__Problem statement__
Copy the data below exactly, omitting any picture it contains.

__Provided records__
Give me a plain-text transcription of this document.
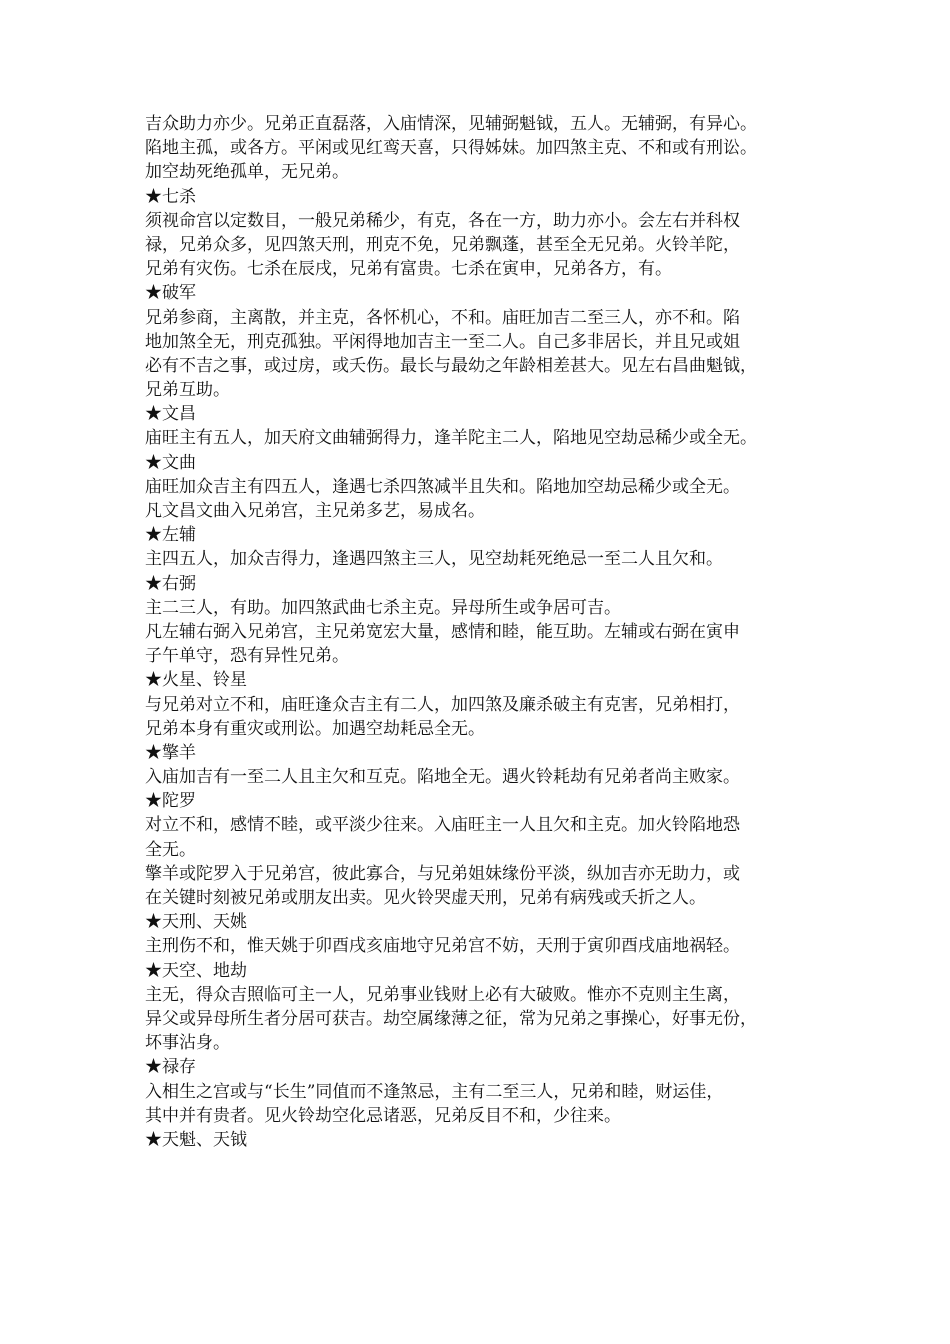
吉众助力亦少。兄弟正直磊落，入庙情深，见辅弼魁钺，五人。无辅弼，有异心。
陷地主孤，或各方。平闲或见红鸾天喜，只得姊妹。加四煞主克、不和或有刑讼。
加空劫死绝孤单，无兄弟。
★七杀
须视命宫以定数目，一般兄弟稀少，有克，各在一方，助力亦小。会左右并科权
禄，兄弟众多，见四煞天刑，刑克不免，兄弟飘蓬，甚至全无兄弟。火铃羊陀，
兄弟有灾伤。七杀在辰戌，兄弟有富贵。七杀在寅申，兄弟各方，有。
★破军
兄弟参商，主离散，并主克，各怀机心，不和。庙旺加吉二至三人，亦不和。陷
地加煞全无，刑克孤独。平闲得地加吉主一至二人。自己多非居长，并且兄或姐
必有不吉之事，或过房，或夭伤。最长与最幼之年龄相差甚大。见左右昌曲魁钺，
兄弟互助。
★文昌
庙旺主有五人，加天府文曲辅弼得力，逢羊陀主二人，陷地见空劫忌稀少或全无。
★文曲
庙旺加众吉主有四五人，逢遇七杀四煞减半且失和。陷地加空劫忌稀少或全无。
凡文昌文曲入兄弟宫，主兄弟多艺，易成名。
★左辅
主四五人，加众吉得力，逢遇四煞主三人，见空劫耗死绝忌一至二人且欠和。
★右弼
主二三人，有助。加四煞武曲七杀主克。异母所生或争居可吉。
凡左辅右弼入兄弟宫，主兄弟宽宏大量，感情和睦，能互助。左辅或右弼在寅申
子午单守，恐有异性兄弟。
★火星、铃星
与兄弟对立不和，庙旺逢众吉主有二人，加四煞及廉杀破主有克害，兄弟相打，
兄弟本身有重灾或刑讼。加遇空劫耗忌全无。
★擎羊
入庙加吉有一至二人且主欠和互克。陷地全无。遇火铃耗劫有兄弟者尚主败家。
★陀罗
对立不和，感情不睦，或平淡少往来。入庙旺主一人且欠和主克。加火铃陷地恐
全无。
擎羊或陀罗入于兄弟宫，彼此寡合，与兄弟姐妹缘份平淡，纵加吉亦无助力，或
在关键时刻被兄弟或朋友出卖。见火铃哭虚天刑，兄弟有病残或夭折之人。
★天刑、天姚
主刑伤不和，惟天姚于卯酉戌亥庙地守兄弟宫不妨，天刑于寅卯酉戌庙地祸轻。
★天空、地劫
主无，得众吉照临可主一人，兄弟事业钱财上必有大破败。惟亦不克则主生离，
异父或异母所生者分居可获吉。劫空属缘薄之征，常为兄弟之事操心，好事无份，
坏事沾身。
★禄存
入相生之宫或与“长生”同值而不逢煞忌，主有二至三人，兄弟和睦，财运佳，
其中并有贵者。见火铃劫空化忌诸恶，兄弟反目不和，少往来。
★天魁、天钺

__Correct response__
Give me a plain-text transcription of this document.
吉众助力亦少。兄弟正直磊落，入庙情深，见辅弼魁钺，五人。无辅弼，有异心。
陷地主孤，或各方。平闲或见红鸾天喜，只得姊妹。加四煞主克、不和或有刑讼。
加空劫死绝孤单，无兄弟。
★七杀
须视命宫以定数目，一般兄弟稀少，有克，各在一方，助力亦小。会左右并科权
禄，兄弟众多，见四煞天刑，刑克不免，兄弟飘蓬，甚至全无兄弟。火铃羊陀，
兄弟有灾伤。七杀在辰戌，兄弟有富贵。七杀在寅申，兄弟各方，有。
★破军
兄弟参商，主离散，并主克，各怀机心，不和。庙旺加吉二至三人，亦不和。陷
地加煞全无，刑克孤独。平闲得地加吉主一至二人。自己多非居长，并且兄或姐
必有不吉之事，或过房，或夭伤。最长与最幼之年龄相差甚大。见左右昌曲魁钺，
兄弟互助。
★文昌
庙旺主有五人，加天府文曲辅弼得力，逢羊陀主二人，陷地见空劫忌稀少或全无。
★文曲
庙旺加众吉主有四五人，逢遇七杀四煞减半且失和。陷地加空劫忌稀少或全无。
凡文昌文曲入兄弟宫，主兄弟多艺，易成名。
★左辅
主四五人，加众吉得力，逢遇四煞主三人，见空劫耗死绝忌一至二人且欠和。
★右弼
主二三人，有助。加四煞武曲七杀主克。异母所生或争居可吉。
凡左辅右弼入兄弟宫，主兄弟宽宏大量，感情和睦，能互助。左辅或右弼在寅申
子午单守，恐有异性兄弟。
★火星、铃星
与兄弟对立不和，庙旺逢众吉主有二人，加四煞及廉杀破主有克害，兄弟相打，
兄弟本身有重灾或刑讼。加遇空劫耗忌全无。
★擎羊
入庙加吉有一至二人且主欠和互克。陷地全无。遇火铃耗劫有兄弟者尚主败家。
★陀罗
对立不和，感情不睦，或平淡少往来。入庙旺主一人且欠和主克。加火铃陷地恐
全无。
擎羊或陀罗入于兄弟宫，彼此寡合，与兄弟姐妹缘份平淡，纵加吉亦无助力，或
在关键时刻被兄弟或朋友出卖。见火铃哭虚天刑，兄弟有病残或夭折之人。
★天刑、天姚
主刑伤不和，惟天姚于卯酉戌亥庙地守兄弟宫不妨，天刑于寅卯酉戌庙地祸轻。
★天空、地劫
主无，得众吉照临可主一人，兄弟事业钱财上必有大破败。惟亦不克则主生离，
异父或异母所生者分居可获吉。劫空属缘薄之征，常为兄弟之事操心，好事无份，
坏事沾身。
★禄存
入相生之宫或与“长生”同值而不逢煞忌，主有二至三人，兄弟和睦，财运佳，
其中并有贵者。见火铃劫空化忌诸恶，兄弟反目不和，少往来。
★天魁、天钺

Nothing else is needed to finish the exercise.